DIRECTION
Repeat every entry word for word, skipping the pictures.

THE INPUT
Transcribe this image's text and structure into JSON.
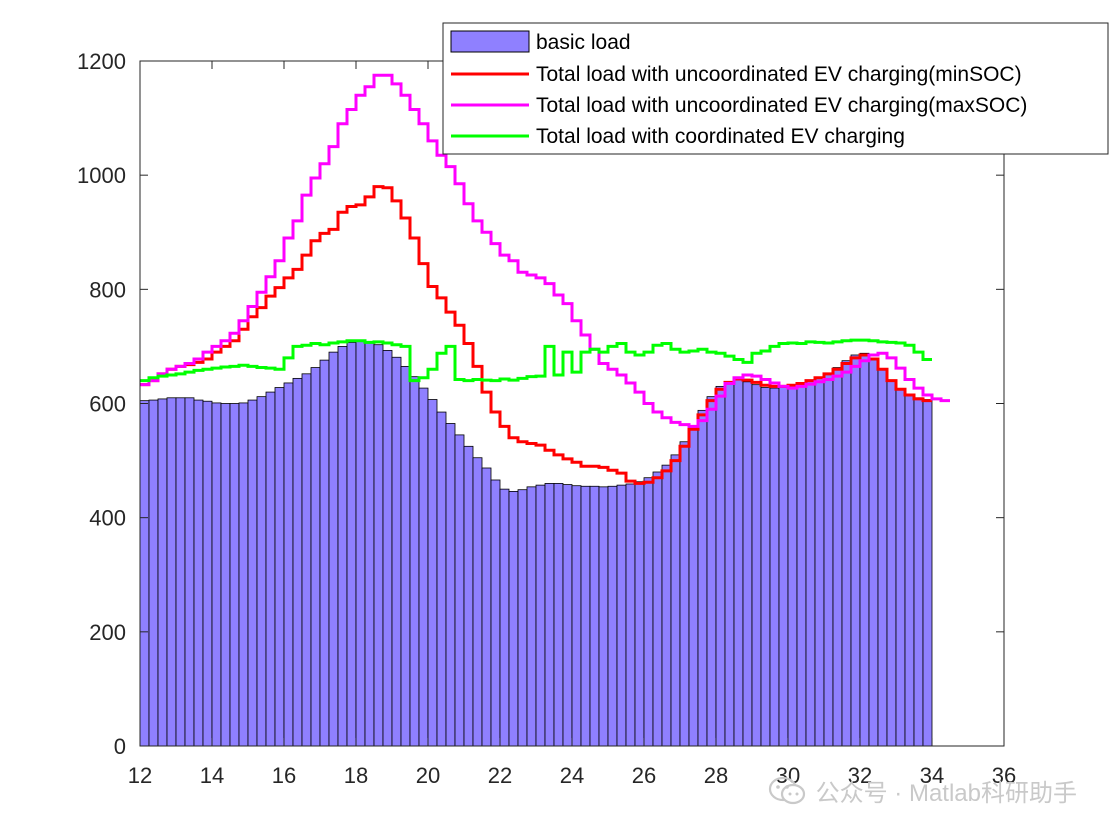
{
  "chart_data": {
    "type": "bar+line",
    "title": "",
    "xlabel": "",
    "ylabel": "",
    "xlim": [
      12,
      36
    ],
    "ylim": [
      0,
      1200
    ],
    "x_ticks": [
      12,
      14,
      16,
      18,
      20,
      22,
      24,
      26,
      28,
      30,
      32,
      34,
      36
    ],
    "y_ticks": [
      0,
      200,
      400,
      600,
      800,
      1000,
      1200
    ],
    "grid": false,
    "legend_position": "top-right",
    "bar_start": 12,
    "bar_width": 0.25,
    "series": [
      {
        "name": "basic load",
        "kind": "bar",
        "color": "#8f80ff",
        "values": [
          605,
          606,
          608,
          610,
          610,
          610,
          606,
          604,
          601,
          600,
          600,
          601,
          606,
          612,
          620,
          628,
          636,
          644,
          652,
          663,
          676,
          690,
          700,
          707,
          710,
          708,
          703,
          693,
          681,
          665,
          647,
          627,
          607,
          585,
          565,
          545,
          525,
          505,
          487,
          466,
          450,
          446,
          449,
          454,
          457,
          460,
          460,
          458,
          456,
          455,
          455,
          454,
          455,
          457,
          459,
          463,
          470,
          480,
          492,
          510,
          533,
          560,
          588,
          612,
          630,
          638,
          641,
          638,
          633,
          628,
          627,
          628,
          631,
          635,
          639,
          644,
          652,
          663,
          675,
          685,
          688,
          678,
          660,
          640,
          625,
          615,
          610,
          607
        ]
      },
      {
        "name": "Total load with uncoordinated EV charging(minSOC)",
        "kind": "line",
        "color": "#ff0000",
        "values": [
          633,
          640,
          652,
          660,
          665,
          668,
          672,
          678,
          690,
          700,
          710,
          730,
          752,
          768,
          788,
          803,
          820,
          835,
          860,
          885,
          898,
          905,
          935,
          945,
          948,
          962,
          980,
          978,
          955,
          925,
          890,
          845,
          805,
          785,
          760,
          737,
          705,
          665,
          620,
          585,
          560,
          540,
          533,
          530,
          527,
          518,
          510,
          503,
          497,
          490,
          490,
          488,
          483,
          478,
          464,
          460,
          462,
          470,
          482,
          500,
          525,
          555,
          580,
          605,
          625,
          637,
          643,
          641,
          637,
          632,
          630,
          630,
          632,
          635,
          640,
          645,
          652,
          660,
          670,
          680,
          685,
          678,
          660,
          640,
          625,
          615,
          608,
          605
        ]
      },
      {
        "name": "Total load with uncoordinated EV charging(maxSOC)",
        "kind": "line",
        "color": "#ff00ff",
        "values": [
          633,
          640,
          652,
          660,
          665,
          670,
          678,
          690,
          700,
          710,
          723,
          745,
          770,
          795,
          822,
          850,
          890,
          920,
          965,
          995,
          1020,
          1050,
          1090,
          1115,
          1140,
          1155,
          1175,
          1175,
          1160,
          1140,
          1115,
          1090,
          1060,
          1035,
          1015,
          985,
          950,
          920,
          900,
          880,
          860,
          850,
          830,
          825,
          820,
          810,
          790,
          775,
          745,
          720,
          695,
          670,
          660,
          650,
          636,
          620,
          600,
          585,
          575,
          567,
          563,
          560,
          570,
          590,
          613,
          635,
          645,
          650,
          648,
          642,
          636,
          630,
          627,
          630,
          634,
          638,
          642,
          648,
          655,
          665,
          675,
          685,
          688,
          680,
          662,
          642,
          627,
          615,
          608,
          605
        ]
      },
      {
        "name": "Total load with coordinated EV charging",
        "kind": "line",
        "color": "#00ff00",
        "values": [
          640,
          645,
          648,
          650,
          652,
          655,
          658,
          660,
          662,
          664,
          665,
          667,
          665,
          663,
          662,
          660,
          680,
          700,
          702,
          705,
          703,
          706,
          708,
          710,
          710,
          707,
          708,
          706,
          703,
          700,
          640,
          645,
          660,
          688,
          700,
          642,
          640,
          642,
          641,
          640,
          643,
          641,
          644,
          647,
          648,
          700,
          650,
          690,
          655,
          690,
          695,
          690,
          700,
          705,
          690,
          685,
          690,
          702,
          705,
          695,
          690,
          692,
          695,
          690,
          688,
          683,
          677,
          672,
          688,
          692,
          700,
          705,
          706,
          705,
          708,
          707,
          706,
          708,
          710,
          711,
          711,
          710,
          708,
          707,
          706,
          702,
          690,
          677
        ]
      }
    ]
  },
  "watermark": {
    "text": "公众号 · Matlab科研助手"
  }
}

RESPONSE
Transcribe this image's text and structure into JSON.
{
  "chart_data": {
    "type": "bar+line",
    "title": "",
    "xlabel": "",
    "ylabel": "",
    "xlim": [
      12,
      36
    ],
    "ylim": [
      0,
      1200
    ],
    "x_ticks": [
      12,
      14,
      16,
      18,
      20,
      22,
      24,
      26,
      28,
      30,
      32,
      34,
      36
    ],
    "y_ticks": [
      0,
      200,
      400,
      600,
      800,
      1000,
      1200
    ],
    "grid": false,
    "legend_position": "top-right",
    "bar_start": 12,
    "bar_width": 0.25,
    "series": [
      {
        "name": "basic load",
        "kind": "bar",
        "color": "#8f80ff",
        "values": [
          605,
          606,
          608,
          610,
          610,
          610,
          606,
          604,
          601,
          600,
          600,
          601,
          606,
          612,
          620,
          628,
          636,
          644,
          652,
          663,
          676,
          690,
          700,
          707,
          710,
          708,
          703,
          693,
          681,
          665,
          647,
          627,
          607,
          585,
          565,
          545,
          525,
          505,
          487,
          466,
          450,
          446,
          449,
          454,
          457,
          460,
          460,
          458,
          456,
          455,
          455,
          454,
          455,
          457,
          459,
          463,
          470,
          480,
          492,
          510,
          533,
          560,
          588,
          612,
          630,
          638,
          641,
          638,
          633,
          628,
          627,
          628,
          631,
          635,
          639,
          644,
          652,
          663,
          675,
          685,
          688,
          678,
          660,
          640,
          625,
          615,
          610,
          607
        ]
      },
      {
        "name": "Total load with uncoordinated EV charging(minSOC)",
        "kind": "line",
        "color": "#ff0000",
        "values": [
          633,
          640,
          652,
          660,
          665,
          668,
          672,
          678,
          690,
          700,
          710,
          730,
          752,
          768,
          788,
          803,
          820,
          835,
          860,
          885,
          898,
          905,
          935,
          945,
          948,
          962,
          980,
          978,
          955,
          925,
          890,
          845,
          805,
          785,
          760,
          737,
          705,
          665,
          620,
          585,
          560,
          540,
          533,
          530,
          527,
          518,
          510,
          503,
          497,
          490,
          490,
          488,
          483,
          478,
          464,
          460,
          462,
          470,
          482,
          500,
          525,
          555,
          580,
          605,
          625,
          637,
          643,
          641,
          637,
          632,
          630,
          630,
          632,
          635,
          640,
          645,
          652,
          660,
          670,
          680,
          685,
          678,
          660,
          640,
          625,
          615,
          608,
          605
        ]
      },
      {
        "name": "Total load with uncoordinated EV charging(maxSOC)",
        "kind": "line",
        "color": "#ff00ff",
        "values": [
          633,
          640,
          652,
          660,
          665,
          670,
          678,
          690,
          700,
          710,
          723,
          745,
          770,
          795,
          822,
          850,
          890,
          920,
          965,
          995,
          1020,
          1050,
          1090,
          1115,
          1140,
          1155,
          1175,
          1175,
          1160,
          1140,
          1115,
          1090,
          1060,
          1035,
          1015,
          985,
          950,
          920,
          900,
          880,
          860,
          850,
          830,
          825,
          820,
          810,
          790,
          775,
          745,
          720,
          695,
          670,
          660,
          650,
          636,
          620,
          600,
          585,
          575,
          567,
          563,
          560,
          570,
          590,
          613,
          635,
          645,
          650,
          648,
          642,
          636,
          630,
          627,
          630,
          634,
          638,
          642,
          648,
          655,
          665,
          675,
          685,
          688,
          680,
          662,
          642,
          627,
          615,
          608,
          605
        ]
      },
      {
        "name": "Total load with coordinated EV charging",
        "kind": "line",
        "color": "#00ff00",
        "values": [
          640,
          645,
          648,
          650,
          652,
          655,
          658,
          660,
          662,
          664,
          665,
          667,
          665,
          663,
          662,
          660,
          680,
          700,
          702,
          705,
          703,
          706,
          708,
          710,
          710,
          707,
          708,
          706,
          703,
          700,
          640,
          645,
          660,
          688,
          700,
          642,
          640,
          642,
          641,
          640,
          643,
          641,
          644,
          647,
          648,
          700,
          650,
          690,
          655,
          690,
          695,
          690,
          700,
          705,
          690,
          685,
          690,
          702,
          705,
          695,
          690,
          692,
          695,
          690,
          688,
          683,
          677,
          672,
          688,
          692,
          700,
          705,
          706,
          705,
          708,
          707,
          706,
          708,
          710,
          711,
          711,
          710,
          708,
          707,
          706,
          702,
          690,
          677
        ]
      }
    ]
  },
  "watermark": {
    "text": "公众号 · Matlab科研助手"
  }
}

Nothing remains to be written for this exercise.